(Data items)
——
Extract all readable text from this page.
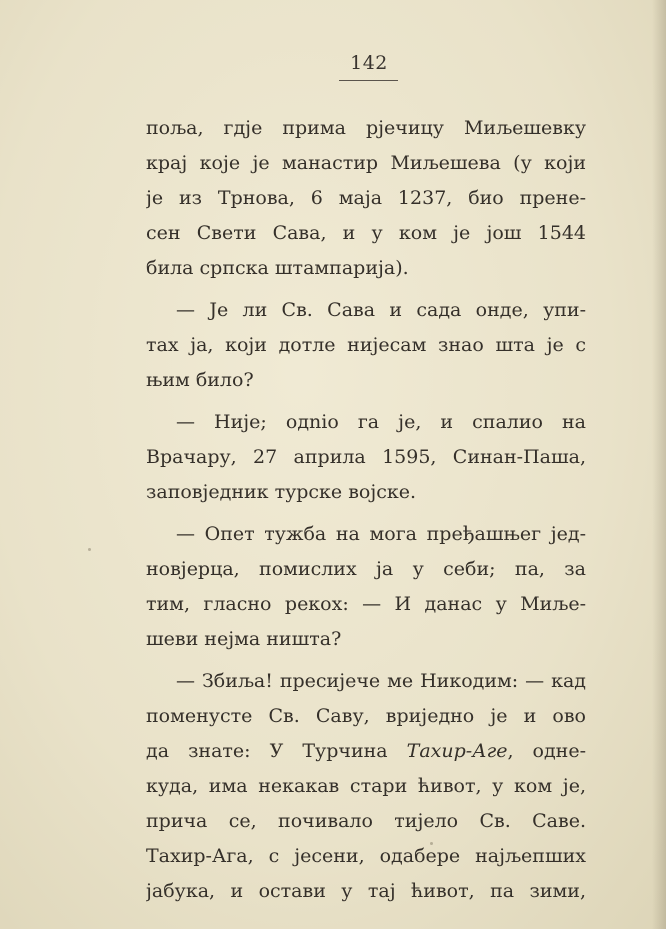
142
поља, гдје прима рјечицу Миљешевку
крај које је манастир Миљешева (у који
је из Трнова, 6 маја 1237, био прене-
сен Свети Сава, и у ком је још 1544
била српска штампарија).
— Је ли Св. Сава и сада онде, упи-
тах ја, који дотле нијесам знао шта је с
њим било?
— Није; одnio га је, и спалио на
Врачару, 27 априла 1595, Синан-Паша,
заповједник турске војске.
— Опет тужба на мога пређашњег јед-
новјерца, помислих ја у себи; па, за
тим, гласно рекох: — И данас у Миље-
шеви нејма ништа?
— Збиља! пресијече ме Никодим: — кад
поменусте Св. Саву, вриједно је и ово
да знате: У Турчина Тахир-Аге, одне-
куда, има некакав стари ћивот, у ком је,
прича се, почивало тијело Св. Саве.
Тахир-Ага, с јесени, одабере најљепших
јабука, и остави у тај ћивот, па зими,
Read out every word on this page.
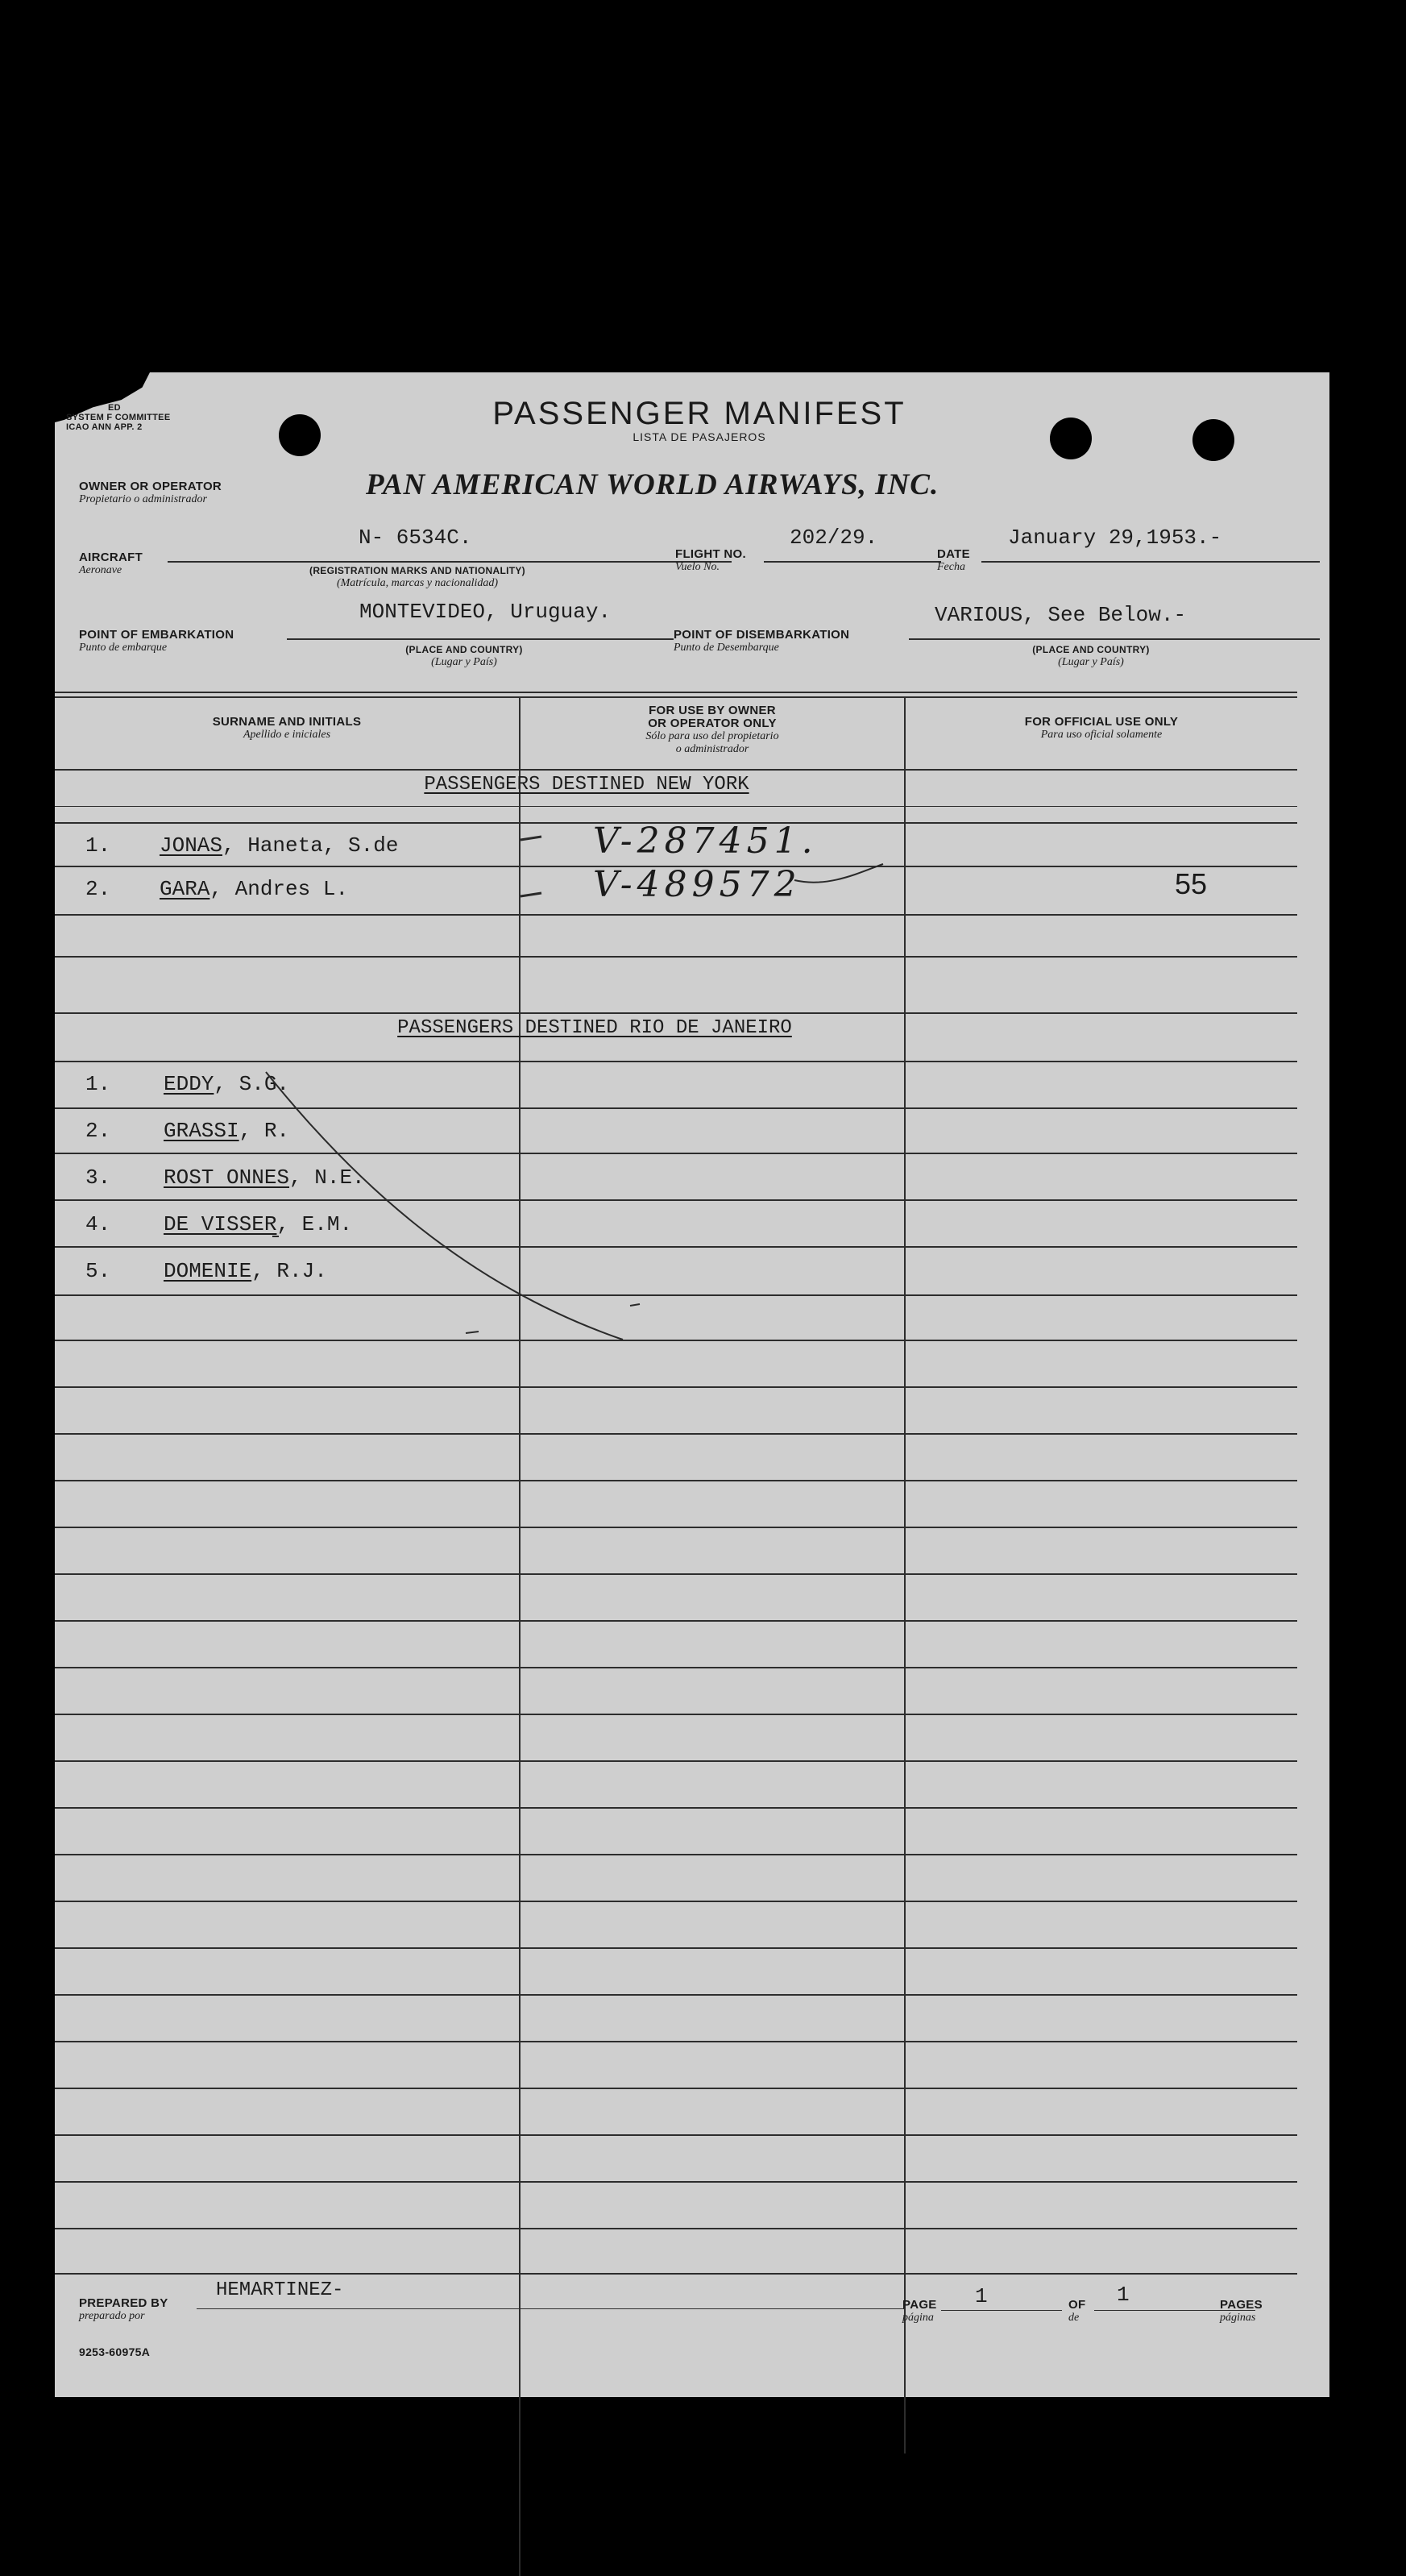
ED
SYSTEM F COMMITTEE
ICAO ANN APP. 2	PASSENGER MANIFEST
LISTA DE PASAJEROS
OWNER OR OPERATOR
Propietario o administrador	PAN AMERICAN WORLD AIRWAYS, INC.
AIRCRAFT
Aeronave
N- 6534C.
(REGISTRATION MARKS AND NATIONALITY)
(Matrícula, marcas y nacionalidad)
FLIGHT NO.
Vuelo No.
202/29.
DATE
Fecha
January 29,1953.-
POINT OF EMBARKATION
Punto de embarque
MONTEVIDEO, Uruguay.
(PLACE AND COUNTRY)
(Lugar y País)
POINT OF DISEMBARKATION
Punto de Desembarque
VARIOUS, See Below.-
(PLACE AND COUNTRY)
(Lugar y País)
SURNAME AND INITIALS
Apellido e iniciales
FOR USE BY OWNER
OR OPERATOR ONLY
Sólo para uso del propietario
o administrador
FOR OFFICIAL USE ONLY
Para uso oficial solamente
PASSENGERS DESTINED NEW YORK
1. JONAS, Haneta, S.de	V-287451.
2. GARA, Andres L.	V-489572	55
PASSENGERS DESTINED RIO DE JANEIRO
1.	EDDY, S.G.
2.	GRASSI, R.
3.	ROST ONNES, N.E.
4.	DE VISSER, E.M.
5.	DOMENIE, R.J.
PREPARED BY
preparado por
HEMARTINEZ-
PAGE
página
1	OF
de
1	PAGES
páginas
9253-60975A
——
▶ _Goal of the exercise_
Each entry above should be reproduced exactly, with the pictures removed.

▶ _Result_
Extract all readable text from this page.
142
поља, гдје прима рјечицу Миљешевку
крај које је манастир Миљешева (у који
је из Трнова, 6 маја 1237, био прене-
сен Свети Сава, и у ком је још 1544
била српска штампарија).
— Је ли Св. Сава и сада онде, упи-
тах ја, који дотле нијесам знао шта је с
њим било?
— Није; одnio га је, и спалио на
Врачару, 27 априла 1595, Синан-Паша,
заповједник турске војске.
— Опет тужба на мога пређашњег јед-
новјерца, помислих ја у себи; па, за
тим, гласно рекох: — И данас у Миље-
шеви нејма ништа?
— Збиља! пресијече ме Никодим: — кад
поменусте Св. Саву, вриједно је и ово
да знате: У Турчина Тахир-Аге, одне-
куда, има некакав стари ћивот, у ком је,
прича се, почивало тијело Св. Саве.
Тахир-Ага, с јесени, одабере најљепших
јабука, и остави у тај ћивот, па зими,
Read out every word on this page.
ED
SYSTEM F COMMITTEE
ICAO ANN APP. 2	PASSENGER MANIFEST
LISTA DE PASAJEROS
OWNER OR OPERATOR
Propietario o administrador	PAN AMERICAN WORLD AIRWAYS, INC.
AIRCRAFT
Aeronave
N- 6534C.
(REGISTRATION MARKS AND NATIONALITY)
(Matrícula, marcas y nacionalidad)
FLIGHT NO.
Vuelo No.
202/29.
DATE
Fecha
January 29,1953.-
POINT OF EMBARKATION
Punto de embarque
MONTEVIDEO, Uruguay.
(PLACE AND COUNTRY)
(Lugar y País)
POINT OF DISEMBARKATION
Punto de Desembarque
VARIOUS, See Below.-
(PLACE AND COUNTRY)
(Lugar y País)
SURNAME AND INITIALS
Apellido e iniciales
FOR USE BY OWNER
OR OPERATOR ONLY
Sólo para uso del propietario
o administrador
FOR OFFICIAL USE ONLY
Para uso oficial solamente
PASSENGERS DESTINED NEW YORK
1. JONAS, Haneta, S.de	V-287451.
2. GARA, Andres L.	V-489572	55
PASSENGERS DESTINED RIO DE JANEIRO
1.	EDDY, S.G.
2.	GRASSI, R.
3.	ROST ONNES, N.E.
4.	DE VISSER, E.M.
5.	DOMENIE, R.J.
PREPARED BY
preparado por
HEMARTINEZ-
PAGE
página
1	OF
de
1	PAGES
páginas
9253-60975A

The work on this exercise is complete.